Task objective:
In the entries below, find the lines with the word "name" and copy them.

(Dataset items)
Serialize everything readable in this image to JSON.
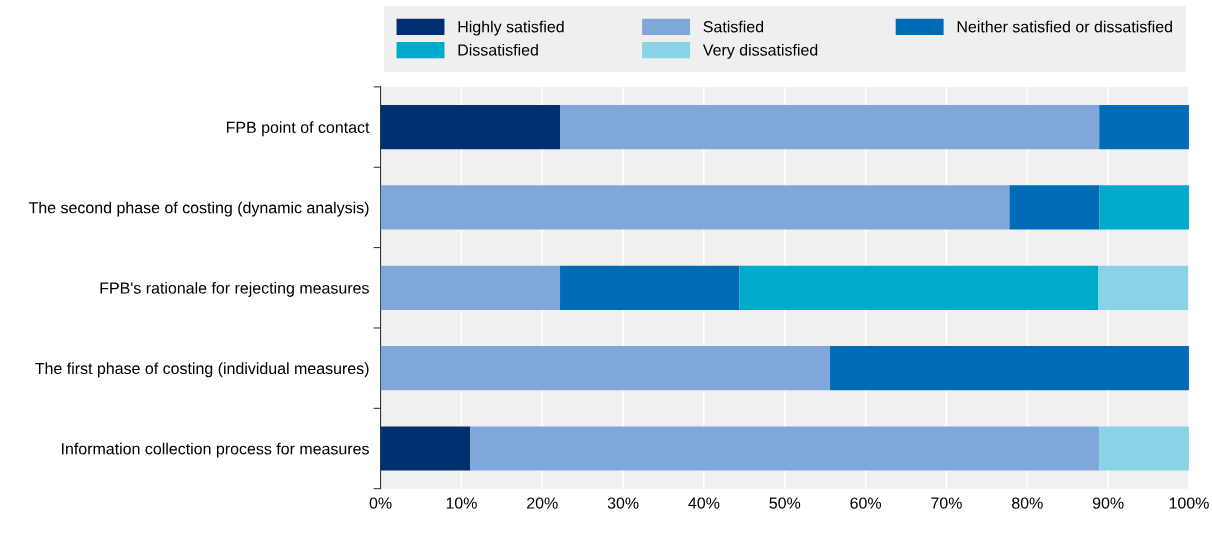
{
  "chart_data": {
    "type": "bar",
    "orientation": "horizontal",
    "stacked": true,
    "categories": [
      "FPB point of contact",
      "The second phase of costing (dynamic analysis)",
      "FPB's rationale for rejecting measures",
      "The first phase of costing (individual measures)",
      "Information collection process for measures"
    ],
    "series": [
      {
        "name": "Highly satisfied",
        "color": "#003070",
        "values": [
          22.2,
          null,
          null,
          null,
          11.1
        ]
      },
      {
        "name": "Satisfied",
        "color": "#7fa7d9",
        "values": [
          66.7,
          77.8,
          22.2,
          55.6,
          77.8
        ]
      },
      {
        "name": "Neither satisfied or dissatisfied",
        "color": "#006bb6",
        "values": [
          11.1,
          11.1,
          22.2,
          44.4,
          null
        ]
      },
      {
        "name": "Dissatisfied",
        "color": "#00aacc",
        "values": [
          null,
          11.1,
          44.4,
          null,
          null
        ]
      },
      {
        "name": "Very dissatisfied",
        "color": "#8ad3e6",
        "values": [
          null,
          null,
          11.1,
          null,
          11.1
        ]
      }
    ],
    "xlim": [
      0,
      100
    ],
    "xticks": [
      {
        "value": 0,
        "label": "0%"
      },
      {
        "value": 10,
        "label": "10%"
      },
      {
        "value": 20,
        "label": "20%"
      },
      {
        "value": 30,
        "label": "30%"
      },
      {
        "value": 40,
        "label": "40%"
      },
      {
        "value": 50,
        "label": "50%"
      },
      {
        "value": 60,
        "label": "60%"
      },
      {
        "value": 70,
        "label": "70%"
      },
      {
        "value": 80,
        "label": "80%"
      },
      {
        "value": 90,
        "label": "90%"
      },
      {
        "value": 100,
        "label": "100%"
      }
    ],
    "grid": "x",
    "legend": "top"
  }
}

...

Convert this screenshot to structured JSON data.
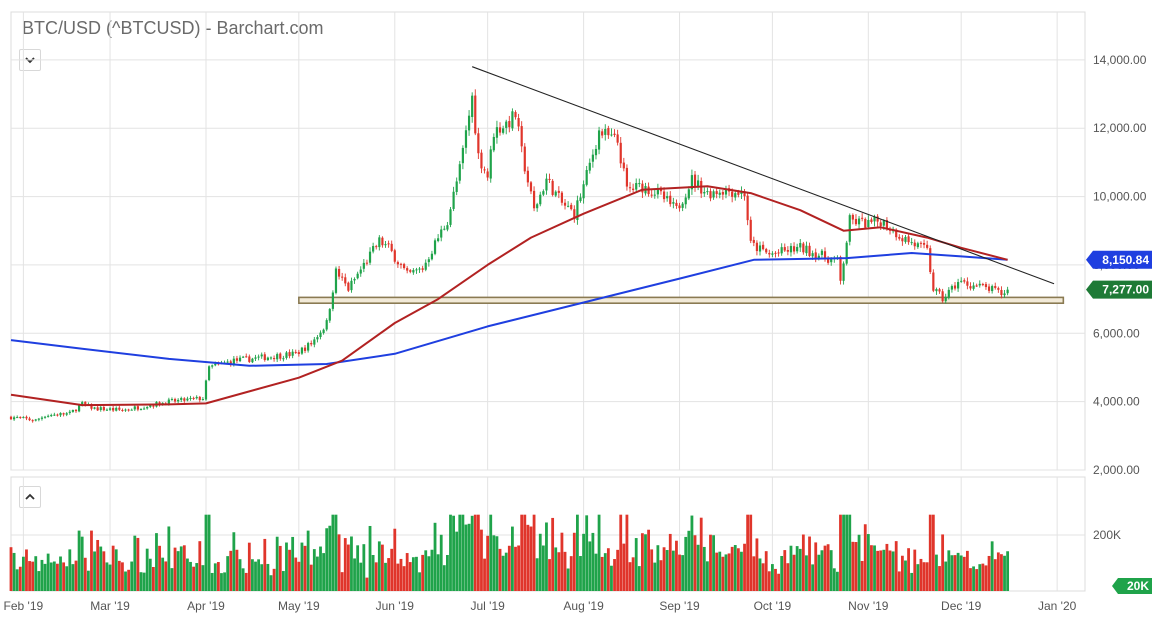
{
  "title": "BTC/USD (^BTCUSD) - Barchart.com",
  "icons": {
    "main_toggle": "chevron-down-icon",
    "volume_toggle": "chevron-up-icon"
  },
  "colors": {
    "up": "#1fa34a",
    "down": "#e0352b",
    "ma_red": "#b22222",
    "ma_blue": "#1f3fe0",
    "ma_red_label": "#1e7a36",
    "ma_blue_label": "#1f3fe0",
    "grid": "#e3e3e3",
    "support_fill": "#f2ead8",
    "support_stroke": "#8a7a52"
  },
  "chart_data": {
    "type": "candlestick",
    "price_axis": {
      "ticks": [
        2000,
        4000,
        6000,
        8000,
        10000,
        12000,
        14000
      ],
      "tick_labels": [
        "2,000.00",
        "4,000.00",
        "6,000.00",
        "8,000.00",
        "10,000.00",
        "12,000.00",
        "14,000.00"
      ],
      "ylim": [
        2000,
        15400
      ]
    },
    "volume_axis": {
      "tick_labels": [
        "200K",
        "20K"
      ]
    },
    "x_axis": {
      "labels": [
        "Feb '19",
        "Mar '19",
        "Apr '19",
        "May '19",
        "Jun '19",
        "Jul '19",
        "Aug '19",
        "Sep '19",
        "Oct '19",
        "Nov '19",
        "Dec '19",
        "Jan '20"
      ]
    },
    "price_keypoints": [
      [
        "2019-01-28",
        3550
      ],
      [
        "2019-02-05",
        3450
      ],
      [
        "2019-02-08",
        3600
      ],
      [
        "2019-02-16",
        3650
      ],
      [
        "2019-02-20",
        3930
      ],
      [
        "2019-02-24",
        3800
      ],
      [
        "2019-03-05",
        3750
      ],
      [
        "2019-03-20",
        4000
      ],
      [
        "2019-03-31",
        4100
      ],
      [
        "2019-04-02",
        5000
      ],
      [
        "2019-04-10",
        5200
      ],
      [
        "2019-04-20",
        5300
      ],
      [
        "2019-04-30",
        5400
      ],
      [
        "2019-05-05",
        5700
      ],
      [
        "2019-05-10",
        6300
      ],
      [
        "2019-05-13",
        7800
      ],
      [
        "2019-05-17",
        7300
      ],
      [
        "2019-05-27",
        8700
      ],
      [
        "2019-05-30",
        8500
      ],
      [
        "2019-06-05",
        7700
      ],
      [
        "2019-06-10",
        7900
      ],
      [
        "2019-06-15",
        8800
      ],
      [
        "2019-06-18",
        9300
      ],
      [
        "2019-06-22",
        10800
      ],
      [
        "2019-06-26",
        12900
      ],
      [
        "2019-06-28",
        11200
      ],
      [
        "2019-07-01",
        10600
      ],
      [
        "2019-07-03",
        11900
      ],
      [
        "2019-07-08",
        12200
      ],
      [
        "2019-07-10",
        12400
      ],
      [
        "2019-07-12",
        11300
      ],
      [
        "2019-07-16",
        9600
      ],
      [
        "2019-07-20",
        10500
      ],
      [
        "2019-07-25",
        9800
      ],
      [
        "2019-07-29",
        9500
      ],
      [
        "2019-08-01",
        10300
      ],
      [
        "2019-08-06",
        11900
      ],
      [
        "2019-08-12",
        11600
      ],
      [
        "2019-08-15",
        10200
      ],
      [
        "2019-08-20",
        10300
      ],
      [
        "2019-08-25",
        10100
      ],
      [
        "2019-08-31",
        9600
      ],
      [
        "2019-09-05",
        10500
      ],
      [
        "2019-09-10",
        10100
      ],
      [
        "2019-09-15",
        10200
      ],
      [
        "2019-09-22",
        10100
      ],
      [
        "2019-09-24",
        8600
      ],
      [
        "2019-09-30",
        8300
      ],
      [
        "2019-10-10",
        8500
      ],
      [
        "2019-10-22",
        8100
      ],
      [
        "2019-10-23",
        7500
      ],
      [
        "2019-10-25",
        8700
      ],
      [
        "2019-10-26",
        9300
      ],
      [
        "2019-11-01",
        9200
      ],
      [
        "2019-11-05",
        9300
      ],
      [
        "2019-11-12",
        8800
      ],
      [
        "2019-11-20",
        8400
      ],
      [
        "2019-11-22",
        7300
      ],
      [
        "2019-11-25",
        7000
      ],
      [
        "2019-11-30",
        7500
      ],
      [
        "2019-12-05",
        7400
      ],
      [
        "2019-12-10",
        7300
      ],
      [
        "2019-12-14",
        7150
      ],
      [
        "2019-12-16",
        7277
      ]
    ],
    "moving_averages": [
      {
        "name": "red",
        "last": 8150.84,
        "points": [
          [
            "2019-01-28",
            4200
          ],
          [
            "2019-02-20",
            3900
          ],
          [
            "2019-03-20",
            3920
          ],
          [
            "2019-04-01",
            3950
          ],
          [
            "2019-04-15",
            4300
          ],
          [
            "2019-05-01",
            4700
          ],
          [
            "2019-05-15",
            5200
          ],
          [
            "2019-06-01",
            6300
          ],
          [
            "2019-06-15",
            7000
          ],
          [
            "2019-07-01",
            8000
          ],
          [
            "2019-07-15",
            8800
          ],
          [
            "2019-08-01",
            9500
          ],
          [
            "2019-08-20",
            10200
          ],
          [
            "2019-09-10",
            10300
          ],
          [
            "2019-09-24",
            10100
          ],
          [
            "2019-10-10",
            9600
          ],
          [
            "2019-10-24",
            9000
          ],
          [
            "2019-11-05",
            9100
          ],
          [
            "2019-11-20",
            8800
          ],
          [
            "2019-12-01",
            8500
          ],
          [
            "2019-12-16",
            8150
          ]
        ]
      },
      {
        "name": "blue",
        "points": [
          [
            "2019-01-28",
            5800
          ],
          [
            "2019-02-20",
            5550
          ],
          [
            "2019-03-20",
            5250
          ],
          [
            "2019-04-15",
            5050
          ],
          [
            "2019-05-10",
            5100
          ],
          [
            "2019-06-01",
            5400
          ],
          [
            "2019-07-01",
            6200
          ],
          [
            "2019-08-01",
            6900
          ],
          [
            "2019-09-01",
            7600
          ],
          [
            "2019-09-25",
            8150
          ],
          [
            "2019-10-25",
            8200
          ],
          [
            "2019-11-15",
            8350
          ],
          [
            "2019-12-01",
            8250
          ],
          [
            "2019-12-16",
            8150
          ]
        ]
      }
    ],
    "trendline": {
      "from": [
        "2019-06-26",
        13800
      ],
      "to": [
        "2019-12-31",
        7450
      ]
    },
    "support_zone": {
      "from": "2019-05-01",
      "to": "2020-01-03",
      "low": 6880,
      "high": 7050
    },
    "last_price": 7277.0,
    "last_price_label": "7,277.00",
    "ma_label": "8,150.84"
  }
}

Solved problem:
        "name": "Highly satisfied",
        "name": "Satisfied",
        "name": "Neither satisfied or dissatisfied",
        "name": "Dissatisfied",
        "name": "Very dissatisfied",
        "name": "red",
        "name": "blue",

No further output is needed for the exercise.